▶ _REQUIRED WORK_
Each entry that follows must be output without any deviation.

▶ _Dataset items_

+-------+

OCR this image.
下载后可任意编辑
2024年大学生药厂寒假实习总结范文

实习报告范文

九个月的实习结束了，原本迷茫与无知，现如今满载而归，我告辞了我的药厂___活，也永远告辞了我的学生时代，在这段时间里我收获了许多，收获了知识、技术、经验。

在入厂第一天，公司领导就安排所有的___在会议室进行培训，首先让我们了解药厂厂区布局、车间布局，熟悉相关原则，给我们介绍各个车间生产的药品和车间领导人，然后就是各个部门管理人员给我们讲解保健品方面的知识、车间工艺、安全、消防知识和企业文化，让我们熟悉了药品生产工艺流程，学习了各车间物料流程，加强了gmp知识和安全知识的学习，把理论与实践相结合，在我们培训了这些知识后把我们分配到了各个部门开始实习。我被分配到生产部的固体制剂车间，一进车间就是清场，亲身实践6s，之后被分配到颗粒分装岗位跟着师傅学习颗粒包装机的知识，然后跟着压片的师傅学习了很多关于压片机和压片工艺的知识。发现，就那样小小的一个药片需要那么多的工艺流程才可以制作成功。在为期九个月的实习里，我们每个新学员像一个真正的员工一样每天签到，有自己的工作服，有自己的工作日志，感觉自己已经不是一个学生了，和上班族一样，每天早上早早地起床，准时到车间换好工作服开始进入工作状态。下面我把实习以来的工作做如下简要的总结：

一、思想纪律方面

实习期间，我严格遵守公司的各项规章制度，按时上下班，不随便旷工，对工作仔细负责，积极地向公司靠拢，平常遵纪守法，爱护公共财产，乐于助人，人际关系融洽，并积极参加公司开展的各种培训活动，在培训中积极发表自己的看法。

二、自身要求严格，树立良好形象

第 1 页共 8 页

+-------+

▶ _RESULT OF THIS EXERCISE_
OCR this image.
下载后可任意编辑
2024年大学生药厂寒假实习总结范文

实习报告范文

九个月的实习结束了，原本迷茫与无知，现如今满载而归，我告辞了我的药厂___活，也永远告辞了我的学生时代，在这段时间里我收获了许多，收获了知识、技术、经验。

在入厂第一天，公司领导就安排所有的___在会议室进行培训，首先让我们了解药厂厂区布局、车间布局，熟悉相关原则，给我们介绍各个车间生产的药品和车间领导人，然后就是各个部门管理人员给我们讲解保健品方面的知识、车间工艺、安全、消防知识和企业文化，让我们熟悉了药品生产工艺流程，学习了各车间物料流程，加强了gmp知识和安全知识的学习，把理论与实践相结合，在我们培训了这些知识后把我们分配到了各个部门开始实习。我被分配到生产部的固体制剂车间，一进车间就是清场，亲身实践6s，之后被分配到颗粒分装岗位跟着师傅学习颗粒包装机的知识，然后跟着压片的师傅学习了很多关于压片机和压片工艺的知识。发现，就那样小小的一个药片需要那么多的工艺流程才可以制作成功。在为期九个月的实习里，我们每个新学员像一个真正的员工一样每天签到，有自己的工作服，有自己的工作日志，感觉自己已经不是一个学生了，和上班族一样，每天早上早早地起床，准时到车间换好工作服开始进入工作状态。下面我把实习以来的工作做如下简要的总结：

一、思想纪律方面

实习期间，我严格遵守公司的各项规章制度，按时上下班，不随便旷工，对工作仔细负责，积极地向公司靠拢，平常遵纪守法，爱护公共财产，乐于助人，人际关系融洽，并积极参加公司开展的各种培训活动，在培训中积极发表自己的看法。

二、自身要求严格，树立良好形象

第 1 页共 8 页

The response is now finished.